## Work required:
Leave out the pictures and restate the rest of the data exactly.

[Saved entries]
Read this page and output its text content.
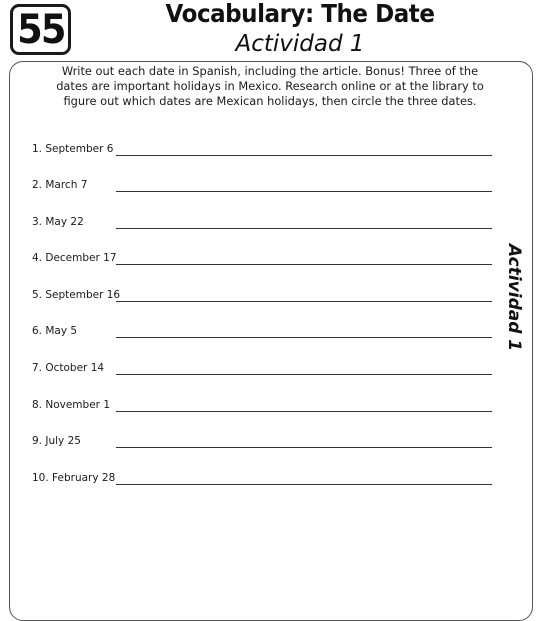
55	Vocabulary: The Date
Actividad 1
Write out each date in Spanish, including the article. Bonus! Three of the dates are important holidays in Mexico. Research online or at the library to figure out which dates are Mexican holidays, then circle the three dates.
1. September 6
2. March 7
3. May 22
4. December 17
5. September 16
6. May 5
7. October 14
8. November 1
9. July 25
10. February 28
Actividad 1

## Correct output:
Read this page and output its text content.
55	Vocabulary: The Date
Actividad 1
Write out each date in Spanish, including the article. Bonus! Three of the dates are important holidays in Mexico. Research online or at the library to figure out which dates are Mexican holidays, then circle the three dates.
1. September 6
2. March 7
3. May 22
4. December 17
5. September 16
6. May 5
7. October 14
8. November 1
9. July 25
10. February 28
Actividad 1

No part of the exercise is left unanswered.